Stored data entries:
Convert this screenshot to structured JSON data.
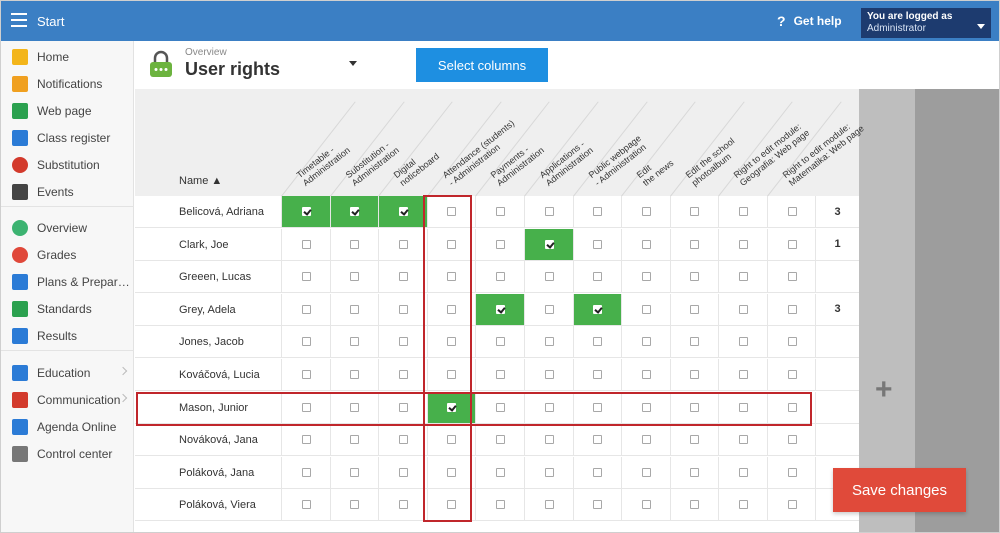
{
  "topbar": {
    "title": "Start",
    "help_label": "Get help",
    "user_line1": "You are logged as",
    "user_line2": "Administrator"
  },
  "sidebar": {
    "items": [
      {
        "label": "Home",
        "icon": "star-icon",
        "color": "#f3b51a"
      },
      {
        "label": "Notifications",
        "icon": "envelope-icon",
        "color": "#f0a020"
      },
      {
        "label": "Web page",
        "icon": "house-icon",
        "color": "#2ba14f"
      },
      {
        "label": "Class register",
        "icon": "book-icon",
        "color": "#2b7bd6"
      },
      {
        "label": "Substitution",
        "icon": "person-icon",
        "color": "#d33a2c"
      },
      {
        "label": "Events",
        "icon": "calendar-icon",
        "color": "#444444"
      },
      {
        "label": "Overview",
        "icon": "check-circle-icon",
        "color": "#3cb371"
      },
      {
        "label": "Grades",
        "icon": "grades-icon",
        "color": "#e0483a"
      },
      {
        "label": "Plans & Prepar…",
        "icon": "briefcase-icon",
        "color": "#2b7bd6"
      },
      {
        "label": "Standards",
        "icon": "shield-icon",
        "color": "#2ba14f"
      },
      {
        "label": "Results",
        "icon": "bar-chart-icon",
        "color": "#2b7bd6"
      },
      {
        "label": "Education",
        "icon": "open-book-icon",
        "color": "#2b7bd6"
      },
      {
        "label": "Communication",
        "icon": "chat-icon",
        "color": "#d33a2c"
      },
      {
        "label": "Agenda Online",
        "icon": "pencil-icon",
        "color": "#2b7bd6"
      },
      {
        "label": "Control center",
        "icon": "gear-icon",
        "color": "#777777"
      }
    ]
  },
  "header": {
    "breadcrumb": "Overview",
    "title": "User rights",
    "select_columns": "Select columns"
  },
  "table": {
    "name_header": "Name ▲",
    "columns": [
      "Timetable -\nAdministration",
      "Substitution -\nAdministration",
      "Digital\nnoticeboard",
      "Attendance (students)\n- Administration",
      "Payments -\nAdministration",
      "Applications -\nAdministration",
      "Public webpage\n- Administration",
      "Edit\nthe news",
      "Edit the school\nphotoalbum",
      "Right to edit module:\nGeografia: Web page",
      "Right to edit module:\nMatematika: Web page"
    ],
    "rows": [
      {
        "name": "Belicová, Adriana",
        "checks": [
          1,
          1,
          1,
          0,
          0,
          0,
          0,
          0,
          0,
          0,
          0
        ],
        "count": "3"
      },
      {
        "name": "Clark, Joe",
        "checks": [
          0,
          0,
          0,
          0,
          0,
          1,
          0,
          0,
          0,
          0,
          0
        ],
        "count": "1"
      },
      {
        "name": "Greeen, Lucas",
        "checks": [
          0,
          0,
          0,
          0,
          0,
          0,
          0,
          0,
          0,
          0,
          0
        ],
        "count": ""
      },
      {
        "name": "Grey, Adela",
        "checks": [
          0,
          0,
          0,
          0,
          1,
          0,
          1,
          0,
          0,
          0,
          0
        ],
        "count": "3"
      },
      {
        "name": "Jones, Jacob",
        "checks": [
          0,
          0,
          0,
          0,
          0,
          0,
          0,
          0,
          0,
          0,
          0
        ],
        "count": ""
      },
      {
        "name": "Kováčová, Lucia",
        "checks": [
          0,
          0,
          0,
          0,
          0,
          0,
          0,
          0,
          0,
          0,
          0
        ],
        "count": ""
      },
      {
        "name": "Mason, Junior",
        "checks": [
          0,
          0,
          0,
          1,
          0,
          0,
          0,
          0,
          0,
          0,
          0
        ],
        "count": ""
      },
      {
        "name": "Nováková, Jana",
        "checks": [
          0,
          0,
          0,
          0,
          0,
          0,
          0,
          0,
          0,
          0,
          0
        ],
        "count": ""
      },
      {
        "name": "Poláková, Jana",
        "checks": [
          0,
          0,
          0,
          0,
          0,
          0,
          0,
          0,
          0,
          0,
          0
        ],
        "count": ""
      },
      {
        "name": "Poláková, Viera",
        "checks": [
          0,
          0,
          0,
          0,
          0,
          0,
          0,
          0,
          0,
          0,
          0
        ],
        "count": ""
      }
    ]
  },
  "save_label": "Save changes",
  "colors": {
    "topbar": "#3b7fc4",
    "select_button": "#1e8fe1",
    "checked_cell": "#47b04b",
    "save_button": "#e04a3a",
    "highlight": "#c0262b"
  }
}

• TASK DETAILS: Set every line down exactly as written, leaving each picture out.

• THE OUTPUT:
Convert this screenshot to structured JSON data.
{
  "topbar": {
    "title": "Start",
    "help_label": "Get help",
    "user_line1": "You are logged as",
    "user_line2": "Administrator"
  },
  "sidebar": {
    "items": [
      {
        "label": "Home",
        "icon": "star-icon",
        "color": "#f3b51a"
      },
      {
        "label": "Notifications",
        "icon": "envelope-icon",
        "color": "#f0a020"
      },
      {
        "label": "Web page",
        "icon": "house-icon",
        "color": "#2ba14f"
      },
      {
        "label": "Class register",
        "icon": "book-icon",
        "color": "#2b7bd6"
      },
      {
        "label": "Substitution",
        "icon": "person-icon",
        "color": "#d33a2c"
      },
      {
        "label": "Events",
        "icon": "calendar-icon",
        "color": "#444444"
      },
      {
        "label": "Overview",
        "icon": "check-circle-icon",
        "color": "#3cb371"
      },
      {
        "label": "Grades",
        "icon": "grades-icon",
        "color": "#e0483a"
      },
      {
        "label": "Plans & Prepar…",
        "icon": "briefcase-icon",
        "color": "#2b7bd6"
      },
      {
        "label": "Standards",
        "icon": "shield-icon",
        "color": "#2ba14f"
      },
      {
        "label": "Results",
        "icon": "bar-chart-icon",
        "color": "#2b7bd6"
      },
      {
        "label": "Education",
        "icon": "open-book-icon",
        "color": "#2b7bd6"
      },
      {
        "label": "Communication",
        "icon": "chat-icon",
        "color": "#d33a2c"
      },
      {
        "label": "Agenda Online",
        "icon": "pencil-icon",
        "color": "#2b7bd6"
      },
      {
        "label": "Control center",
        "icon": "gear-icon",
        "color": "#777777"
      }
    ]
  },
  "header": {
    "breadcrumb": "Overview",
    "title": "User rights",
    "select_columns": "Select columns"
  },
  "table": {
    "name_header": "Name ▲",
    "columns": [
      "Timetable -\nAdministration",
      "Substitution -\nAdministration",
      "Digital\nnoticeboard",
      "Attendance (students)\n- Administration",
      "Payments -\nAdministration",
      "Applications -\nAdministration",
      "Public webpage\n- Administration",
      "Edit\nthe news",
      "Edit the school\nphotoalbum",
      "Right to edit module:\nGeografia: Web page",
      "Right to edit module:\nMatematika: Web page"
    ],
    "rows": [
      {
        "name": "Belicová, Adriana",
        "checks": [
          1,
          1,
          1,
          0,
          0,
          0,
          0,
          0,
          0,
          0,
          0
        ],
        "count": "3"
      },
      {
        "name": "Clark, Joe",
        "checks": [
          0,
          0,
          0,
          0,
          0,
          1,
          0,
          0,
          0,
          0,
          0
        ],
        "count": "1"
      },
      {
        "name": "Greeen, Lucas",
        "checks": [
          0,
          0,
          0,
          0,
          0,
          0,
          0,
          0,
          0,
          0,
          0
        ],
        "count": ""
      },
      {
        "name": "Grey, Adela",
        "checks": [
          0,
          0,
          0,
          0,
          1,
          0,
          1,
          0,
          0,
          0,
          0
        ],
        "count": "3"
      },
      {
        "name": "Jones, Jacob",
        "checks": [
          0,
          0,
          0,
          0,
          0,
          0,
          0,
          0,
          0,
          0,
          0
        ],
        "count": ""
      },
      {
        "name": "Kováčová, Lucia",
        "checks": [
          0,
          0,
          0,
          0,
          0,
          0,
          0,
          0,
          0,
          0,
          0
        ],
        "count": ""
      },
      {
        "name": "Mason, Junior",
        "checks": [
          0,
          0,
          0,
          1,
          0,
          0,
          0,
          0,
          0,
          0,
          0
        ],
        "count": ""
      },
      {
        "name": "Nováková, Jana",
        "checks": [
          0,
          0,
          0,
          0,
          0,
          0,
          0,
          0,
          0,
          0,
          0
        ],
        "count": ""
      },
      {
        "name": "Poláková, Jana",
        "checks": [
          0,
          0,
          0,
          0,
          0,
          0,
          0,
          0,
          0,
          0,
          0
        ],
        "count": ""
      },
      {
        "name": "Poláková, Viera",
        "checks": [
          0,
          0,
          0,
          0,
          0,
          0,
          0,
          0,
          0,
          0,
          0
        ],
        "count": ""
      }
    ]
  },
  "save_label": "Save changes",
  "colors": {
    "topbar": "#3b7fc4",
    "select_button": "#1e8fe1",
    "checked_cell": "#47b04b",
    "save_button": "#e04a3a",
    "highlight": "#c0262b"
  }
}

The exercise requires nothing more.